SOURCE MATERIAL:
╔══
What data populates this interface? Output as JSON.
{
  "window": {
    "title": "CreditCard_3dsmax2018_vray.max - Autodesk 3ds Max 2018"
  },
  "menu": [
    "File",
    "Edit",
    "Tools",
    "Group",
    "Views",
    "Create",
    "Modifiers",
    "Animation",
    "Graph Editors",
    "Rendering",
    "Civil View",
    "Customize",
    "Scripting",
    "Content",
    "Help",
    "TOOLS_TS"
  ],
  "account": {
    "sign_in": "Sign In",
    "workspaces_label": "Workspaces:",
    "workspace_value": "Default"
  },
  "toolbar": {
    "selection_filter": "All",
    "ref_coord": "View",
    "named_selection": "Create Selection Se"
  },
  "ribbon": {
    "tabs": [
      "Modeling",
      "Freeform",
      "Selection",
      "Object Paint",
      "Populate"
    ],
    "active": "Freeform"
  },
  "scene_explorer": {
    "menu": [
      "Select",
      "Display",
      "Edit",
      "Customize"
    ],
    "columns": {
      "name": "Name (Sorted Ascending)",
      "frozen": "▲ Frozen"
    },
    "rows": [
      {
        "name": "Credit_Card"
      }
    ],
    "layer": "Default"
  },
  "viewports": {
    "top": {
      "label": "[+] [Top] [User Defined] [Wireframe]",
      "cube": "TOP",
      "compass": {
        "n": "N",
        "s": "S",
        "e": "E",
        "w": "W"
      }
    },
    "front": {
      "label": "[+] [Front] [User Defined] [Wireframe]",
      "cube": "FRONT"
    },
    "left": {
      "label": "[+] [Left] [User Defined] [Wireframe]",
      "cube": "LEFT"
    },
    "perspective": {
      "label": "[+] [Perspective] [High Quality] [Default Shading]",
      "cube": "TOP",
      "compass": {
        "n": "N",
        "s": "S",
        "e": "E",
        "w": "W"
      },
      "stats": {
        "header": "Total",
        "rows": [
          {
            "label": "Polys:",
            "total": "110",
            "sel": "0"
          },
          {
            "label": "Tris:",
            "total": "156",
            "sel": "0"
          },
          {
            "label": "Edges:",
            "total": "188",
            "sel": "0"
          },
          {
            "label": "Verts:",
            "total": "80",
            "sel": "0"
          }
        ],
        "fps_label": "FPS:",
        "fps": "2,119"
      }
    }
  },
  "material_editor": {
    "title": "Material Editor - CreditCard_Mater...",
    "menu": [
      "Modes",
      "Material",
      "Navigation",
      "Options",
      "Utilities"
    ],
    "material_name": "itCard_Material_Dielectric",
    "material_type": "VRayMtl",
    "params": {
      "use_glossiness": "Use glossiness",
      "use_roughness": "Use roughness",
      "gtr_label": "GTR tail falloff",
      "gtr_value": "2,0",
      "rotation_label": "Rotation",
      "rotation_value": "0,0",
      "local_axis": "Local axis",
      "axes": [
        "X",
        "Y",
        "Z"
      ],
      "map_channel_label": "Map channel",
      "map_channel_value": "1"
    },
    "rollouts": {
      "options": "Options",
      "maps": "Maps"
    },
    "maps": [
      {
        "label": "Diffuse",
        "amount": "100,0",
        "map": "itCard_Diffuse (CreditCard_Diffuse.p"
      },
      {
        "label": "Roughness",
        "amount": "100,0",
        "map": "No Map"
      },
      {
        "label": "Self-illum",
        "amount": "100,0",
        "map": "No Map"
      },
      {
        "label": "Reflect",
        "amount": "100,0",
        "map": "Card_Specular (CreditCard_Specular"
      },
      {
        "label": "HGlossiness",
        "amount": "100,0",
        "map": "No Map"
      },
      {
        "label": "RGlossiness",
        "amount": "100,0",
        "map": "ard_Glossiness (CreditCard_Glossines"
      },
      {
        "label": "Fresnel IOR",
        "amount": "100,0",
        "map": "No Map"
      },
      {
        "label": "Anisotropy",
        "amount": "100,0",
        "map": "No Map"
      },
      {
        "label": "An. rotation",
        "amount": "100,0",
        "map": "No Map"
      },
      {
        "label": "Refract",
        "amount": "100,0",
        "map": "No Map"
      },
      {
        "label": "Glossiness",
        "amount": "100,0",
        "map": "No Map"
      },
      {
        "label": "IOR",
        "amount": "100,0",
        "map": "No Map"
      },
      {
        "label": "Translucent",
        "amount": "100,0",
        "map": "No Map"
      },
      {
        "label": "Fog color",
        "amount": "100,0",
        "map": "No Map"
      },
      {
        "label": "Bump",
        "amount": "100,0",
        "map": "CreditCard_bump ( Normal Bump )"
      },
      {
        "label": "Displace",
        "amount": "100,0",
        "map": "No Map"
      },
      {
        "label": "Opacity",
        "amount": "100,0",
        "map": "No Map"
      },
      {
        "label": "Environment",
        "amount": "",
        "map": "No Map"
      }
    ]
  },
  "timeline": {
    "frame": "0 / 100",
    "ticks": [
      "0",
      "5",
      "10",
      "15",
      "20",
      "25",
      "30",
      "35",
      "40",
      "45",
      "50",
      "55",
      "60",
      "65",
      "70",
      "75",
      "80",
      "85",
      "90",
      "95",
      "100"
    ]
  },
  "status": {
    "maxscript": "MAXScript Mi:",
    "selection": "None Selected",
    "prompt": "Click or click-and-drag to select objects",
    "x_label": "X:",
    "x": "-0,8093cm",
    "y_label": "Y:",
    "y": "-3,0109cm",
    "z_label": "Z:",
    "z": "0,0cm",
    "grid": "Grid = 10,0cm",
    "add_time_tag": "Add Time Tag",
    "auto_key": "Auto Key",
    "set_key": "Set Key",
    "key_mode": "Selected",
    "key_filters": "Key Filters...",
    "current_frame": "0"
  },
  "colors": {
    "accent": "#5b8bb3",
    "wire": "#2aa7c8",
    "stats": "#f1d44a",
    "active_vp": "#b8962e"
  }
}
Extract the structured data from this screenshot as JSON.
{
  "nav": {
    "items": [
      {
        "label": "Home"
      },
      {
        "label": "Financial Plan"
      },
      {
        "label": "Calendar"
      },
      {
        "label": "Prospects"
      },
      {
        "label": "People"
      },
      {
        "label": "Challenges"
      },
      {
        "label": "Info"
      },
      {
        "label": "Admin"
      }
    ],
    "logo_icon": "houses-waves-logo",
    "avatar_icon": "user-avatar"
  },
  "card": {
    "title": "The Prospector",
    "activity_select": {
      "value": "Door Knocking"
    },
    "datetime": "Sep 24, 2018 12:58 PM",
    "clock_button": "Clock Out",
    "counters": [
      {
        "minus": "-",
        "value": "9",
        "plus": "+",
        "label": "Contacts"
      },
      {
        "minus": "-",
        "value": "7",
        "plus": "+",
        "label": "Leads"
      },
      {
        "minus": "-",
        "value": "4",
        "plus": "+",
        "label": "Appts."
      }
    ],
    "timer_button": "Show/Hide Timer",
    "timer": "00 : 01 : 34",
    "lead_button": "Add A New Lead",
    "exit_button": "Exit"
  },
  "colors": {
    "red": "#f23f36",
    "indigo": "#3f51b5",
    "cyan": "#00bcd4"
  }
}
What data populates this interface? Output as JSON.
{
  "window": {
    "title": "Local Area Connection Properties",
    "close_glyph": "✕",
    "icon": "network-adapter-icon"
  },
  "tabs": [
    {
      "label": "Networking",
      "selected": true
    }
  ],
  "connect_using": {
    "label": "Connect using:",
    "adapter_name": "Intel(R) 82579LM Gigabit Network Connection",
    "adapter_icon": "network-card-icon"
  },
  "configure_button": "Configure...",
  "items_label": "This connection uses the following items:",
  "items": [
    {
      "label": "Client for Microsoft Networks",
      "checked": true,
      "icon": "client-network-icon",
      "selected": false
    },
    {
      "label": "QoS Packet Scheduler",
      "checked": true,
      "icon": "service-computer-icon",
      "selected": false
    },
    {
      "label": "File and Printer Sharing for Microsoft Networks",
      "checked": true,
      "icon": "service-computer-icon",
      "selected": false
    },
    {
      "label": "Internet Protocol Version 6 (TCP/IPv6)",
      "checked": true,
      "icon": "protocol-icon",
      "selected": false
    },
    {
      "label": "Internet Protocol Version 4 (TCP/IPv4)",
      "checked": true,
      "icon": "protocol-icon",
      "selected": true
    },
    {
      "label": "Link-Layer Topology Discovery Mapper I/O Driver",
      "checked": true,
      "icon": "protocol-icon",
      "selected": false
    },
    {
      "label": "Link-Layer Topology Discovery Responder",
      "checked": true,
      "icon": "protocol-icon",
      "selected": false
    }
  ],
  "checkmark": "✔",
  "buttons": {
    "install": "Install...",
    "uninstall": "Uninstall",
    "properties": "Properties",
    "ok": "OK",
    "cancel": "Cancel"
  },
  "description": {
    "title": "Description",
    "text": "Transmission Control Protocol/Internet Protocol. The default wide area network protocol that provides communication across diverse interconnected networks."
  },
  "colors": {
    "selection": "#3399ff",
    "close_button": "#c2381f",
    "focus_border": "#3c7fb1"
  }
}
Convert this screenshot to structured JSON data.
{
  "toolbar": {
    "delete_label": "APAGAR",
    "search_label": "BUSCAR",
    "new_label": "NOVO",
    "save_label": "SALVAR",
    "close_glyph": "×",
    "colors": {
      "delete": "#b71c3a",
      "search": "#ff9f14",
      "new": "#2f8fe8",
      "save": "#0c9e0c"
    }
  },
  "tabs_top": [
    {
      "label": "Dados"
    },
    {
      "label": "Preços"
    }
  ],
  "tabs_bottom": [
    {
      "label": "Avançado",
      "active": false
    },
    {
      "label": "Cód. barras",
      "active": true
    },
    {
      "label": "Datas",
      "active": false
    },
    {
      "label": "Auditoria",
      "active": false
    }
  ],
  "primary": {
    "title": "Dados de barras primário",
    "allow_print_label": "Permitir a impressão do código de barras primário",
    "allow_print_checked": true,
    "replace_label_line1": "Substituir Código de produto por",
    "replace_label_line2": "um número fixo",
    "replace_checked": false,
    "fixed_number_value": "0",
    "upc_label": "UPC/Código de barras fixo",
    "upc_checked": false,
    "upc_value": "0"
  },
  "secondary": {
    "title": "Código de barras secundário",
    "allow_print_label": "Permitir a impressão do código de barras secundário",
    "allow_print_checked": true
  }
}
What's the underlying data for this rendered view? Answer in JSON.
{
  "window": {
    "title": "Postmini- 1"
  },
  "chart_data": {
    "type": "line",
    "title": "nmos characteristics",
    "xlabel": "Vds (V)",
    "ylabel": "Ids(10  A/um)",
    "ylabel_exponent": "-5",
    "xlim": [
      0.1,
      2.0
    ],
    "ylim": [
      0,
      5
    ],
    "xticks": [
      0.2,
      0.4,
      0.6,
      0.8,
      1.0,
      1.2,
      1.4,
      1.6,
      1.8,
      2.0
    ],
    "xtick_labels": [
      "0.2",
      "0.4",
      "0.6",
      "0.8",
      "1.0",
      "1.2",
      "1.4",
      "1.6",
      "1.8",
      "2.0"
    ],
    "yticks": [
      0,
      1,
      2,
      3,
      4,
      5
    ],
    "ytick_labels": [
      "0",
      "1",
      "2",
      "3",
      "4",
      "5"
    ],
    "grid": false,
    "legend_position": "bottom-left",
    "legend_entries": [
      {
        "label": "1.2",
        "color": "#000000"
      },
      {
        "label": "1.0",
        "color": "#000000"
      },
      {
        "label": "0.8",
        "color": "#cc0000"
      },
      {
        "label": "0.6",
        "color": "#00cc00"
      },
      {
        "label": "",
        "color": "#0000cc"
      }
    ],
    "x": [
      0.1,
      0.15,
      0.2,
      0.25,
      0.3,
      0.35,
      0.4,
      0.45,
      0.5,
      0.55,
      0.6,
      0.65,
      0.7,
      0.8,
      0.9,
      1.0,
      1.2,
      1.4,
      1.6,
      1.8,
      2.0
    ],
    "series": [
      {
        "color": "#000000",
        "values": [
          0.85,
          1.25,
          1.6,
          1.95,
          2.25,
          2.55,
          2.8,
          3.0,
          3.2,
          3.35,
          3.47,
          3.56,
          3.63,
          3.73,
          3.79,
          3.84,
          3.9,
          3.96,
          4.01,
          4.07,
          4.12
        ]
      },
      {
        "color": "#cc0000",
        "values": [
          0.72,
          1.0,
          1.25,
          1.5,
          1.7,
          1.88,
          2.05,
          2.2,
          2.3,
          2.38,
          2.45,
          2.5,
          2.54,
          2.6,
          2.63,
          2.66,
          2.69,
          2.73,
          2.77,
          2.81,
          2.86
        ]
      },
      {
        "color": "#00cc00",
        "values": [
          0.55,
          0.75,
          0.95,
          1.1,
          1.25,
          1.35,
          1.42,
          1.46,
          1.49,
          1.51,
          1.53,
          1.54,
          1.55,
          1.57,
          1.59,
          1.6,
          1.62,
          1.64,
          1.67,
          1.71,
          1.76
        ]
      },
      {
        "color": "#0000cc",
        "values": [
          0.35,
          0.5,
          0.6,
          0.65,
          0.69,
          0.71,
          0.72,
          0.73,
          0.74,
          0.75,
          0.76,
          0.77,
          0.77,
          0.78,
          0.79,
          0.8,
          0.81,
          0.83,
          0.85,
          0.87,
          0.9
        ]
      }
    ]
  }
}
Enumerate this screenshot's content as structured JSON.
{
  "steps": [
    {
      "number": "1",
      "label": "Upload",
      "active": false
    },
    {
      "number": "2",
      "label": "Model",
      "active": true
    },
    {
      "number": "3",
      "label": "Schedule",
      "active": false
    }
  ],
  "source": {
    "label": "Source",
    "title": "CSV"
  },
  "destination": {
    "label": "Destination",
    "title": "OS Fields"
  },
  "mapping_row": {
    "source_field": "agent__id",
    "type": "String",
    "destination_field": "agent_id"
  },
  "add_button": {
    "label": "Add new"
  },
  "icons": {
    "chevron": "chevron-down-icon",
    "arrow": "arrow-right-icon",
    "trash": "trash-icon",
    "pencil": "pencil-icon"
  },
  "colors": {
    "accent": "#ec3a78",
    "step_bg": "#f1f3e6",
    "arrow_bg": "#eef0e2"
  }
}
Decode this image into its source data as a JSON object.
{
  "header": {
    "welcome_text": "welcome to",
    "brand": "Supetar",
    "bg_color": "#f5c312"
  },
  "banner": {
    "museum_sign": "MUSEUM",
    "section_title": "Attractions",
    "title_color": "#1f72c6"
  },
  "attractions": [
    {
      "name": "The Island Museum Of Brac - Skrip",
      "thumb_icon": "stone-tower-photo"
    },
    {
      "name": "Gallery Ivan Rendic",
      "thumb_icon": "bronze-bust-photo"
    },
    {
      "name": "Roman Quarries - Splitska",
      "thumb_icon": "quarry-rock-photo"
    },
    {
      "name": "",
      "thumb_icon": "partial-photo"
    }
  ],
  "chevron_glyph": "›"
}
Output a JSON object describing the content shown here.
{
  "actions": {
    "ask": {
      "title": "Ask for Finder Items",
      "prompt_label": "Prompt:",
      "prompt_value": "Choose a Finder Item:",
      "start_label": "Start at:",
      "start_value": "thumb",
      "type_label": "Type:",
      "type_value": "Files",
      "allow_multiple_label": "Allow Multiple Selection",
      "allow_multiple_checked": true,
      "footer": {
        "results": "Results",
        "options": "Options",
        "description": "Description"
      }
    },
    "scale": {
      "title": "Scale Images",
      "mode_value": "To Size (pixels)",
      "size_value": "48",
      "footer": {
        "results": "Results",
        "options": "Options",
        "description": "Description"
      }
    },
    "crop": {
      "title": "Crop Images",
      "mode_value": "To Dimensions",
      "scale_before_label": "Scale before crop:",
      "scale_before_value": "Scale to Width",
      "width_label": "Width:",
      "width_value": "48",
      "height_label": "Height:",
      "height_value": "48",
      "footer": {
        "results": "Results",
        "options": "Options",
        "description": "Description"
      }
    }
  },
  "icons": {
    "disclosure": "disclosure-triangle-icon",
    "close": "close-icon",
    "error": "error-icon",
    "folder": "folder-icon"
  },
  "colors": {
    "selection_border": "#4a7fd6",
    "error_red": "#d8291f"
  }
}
╚══
STATED GOAL: Provide the count, and nothing else, of lines in the data above where the word "Finder" occurs.

COMPLETE RESPONSE: 2